··· Supplied data
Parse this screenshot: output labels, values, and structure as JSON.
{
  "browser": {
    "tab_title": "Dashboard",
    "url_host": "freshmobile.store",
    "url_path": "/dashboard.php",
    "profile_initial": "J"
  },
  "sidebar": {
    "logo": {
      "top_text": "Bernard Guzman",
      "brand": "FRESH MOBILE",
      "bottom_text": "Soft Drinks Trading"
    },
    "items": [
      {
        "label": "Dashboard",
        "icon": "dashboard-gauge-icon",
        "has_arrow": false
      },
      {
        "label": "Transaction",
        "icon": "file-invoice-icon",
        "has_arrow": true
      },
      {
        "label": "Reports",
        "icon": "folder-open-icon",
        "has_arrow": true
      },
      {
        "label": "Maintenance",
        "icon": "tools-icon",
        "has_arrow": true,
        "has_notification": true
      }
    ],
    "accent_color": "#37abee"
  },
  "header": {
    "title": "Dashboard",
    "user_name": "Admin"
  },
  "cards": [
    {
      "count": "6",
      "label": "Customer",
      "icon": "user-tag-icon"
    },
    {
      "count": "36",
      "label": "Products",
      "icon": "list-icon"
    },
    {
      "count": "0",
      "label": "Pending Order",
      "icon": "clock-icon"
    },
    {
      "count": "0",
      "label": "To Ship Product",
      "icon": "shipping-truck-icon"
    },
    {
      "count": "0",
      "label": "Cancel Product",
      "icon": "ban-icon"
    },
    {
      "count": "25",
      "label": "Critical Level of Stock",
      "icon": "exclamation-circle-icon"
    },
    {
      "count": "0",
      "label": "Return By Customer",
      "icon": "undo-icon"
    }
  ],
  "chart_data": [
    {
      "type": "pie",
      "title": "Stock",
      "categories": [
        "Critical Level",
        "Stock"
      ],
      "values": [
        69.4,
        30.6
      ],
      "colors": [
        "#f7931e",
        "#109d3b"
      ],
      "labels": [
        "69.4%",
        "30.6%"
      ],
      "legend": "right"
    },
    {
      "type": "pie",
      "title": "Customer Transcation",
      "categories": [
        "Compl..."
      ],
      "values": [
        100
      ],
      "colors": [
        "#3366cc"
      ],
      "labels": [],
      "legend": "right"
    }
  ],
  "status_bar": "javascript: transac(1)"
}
······
Instructions to follow — All the data must be duplicated exactly, with nothing added or removed.

Task response —
Parse this screenshot: output labels, values, and structure as JSON.
{
  "browser": {
    "tab_title": "Dashboard",
    "url_host": "freshmobile.store",
    "url_path": "/dashboard.php",
    "profile_initial": "J"
  },
  "sidebar": {
    "logo": {
      "top_text": "Bernard Guzman",
      "brand": "FRESH MOBILE",
      "bottom_text": "Soft Drinks Trading"
    },
    "items": [
      {
        "label": "Dashboard",
        "icon": "dashboard-gauge-icon",
        "has_arrow": false
      },
      {
        "label": "Transaction",
        "icon": "file-invoice-icon",
        "has_arrow": true
      },
      {
        "label": "Reports",
        "icon": "folder-open-icon",
        "has_arrow": true
      },
      {
        "label": "Maintenance",
        "icon": "tools-icon",
        "has_arrow": true,
        "has_notification": true
      }
    ],
    "accent_color": "#37abee"
  },
  "header": {
    "title": "Dashboard",
    "user_name": "Admin"
  },
  "cards": [
    {
      "count": "6",
      "label": "Customer",
      "icon": "user-tag-icon"
    },
    {
      "count": "36",
      "label": "Products",
      "icon": "list-icon"
    },
    {
      "count": "0",
      "label": "Pending Order",
      "icon": "clock-icon"
    },
    {
      "count": "0",
      "label": "To Ship Product",
      "icon": "shipping-truck-icon"
    },
    {
      "count": "0",
      "label": "Cancel Product",
      "icon": "ban-icon"
    },
    {
      "count": "25",
      "label": "Critical Level of Stock",
      "icon": "exclamation-circle-icon"
    },
    {
      "count": "0",
      "label": "Return By Customer",
      "icon": "undo-icon"
    }
  ],
  "chart_data": [
    {
      "type": "pie",
      "title": "Stock",
      "categories": [
        "Critical Level",
        "Stock"
      ],
      "values": [
        69.4,
        30.6
      ],
      "colors": [
        "#f7931e",
        "#109d3b"
      ],
      "labels": [
        "69.4%",
        "30.6%"
      ],
      "legend": "right"
    },
    {
      "type": "pie",
      "title": "Customer Transcation",
      "categories": [
        "Compl..."
      ],
      "values": [
        100
      ],
      "colors": [
        "#3366cc"
      ],
      "labels": [],
      "legend": "right"
    }
  ],
  "status_bar": "javascript: transac(1)"
}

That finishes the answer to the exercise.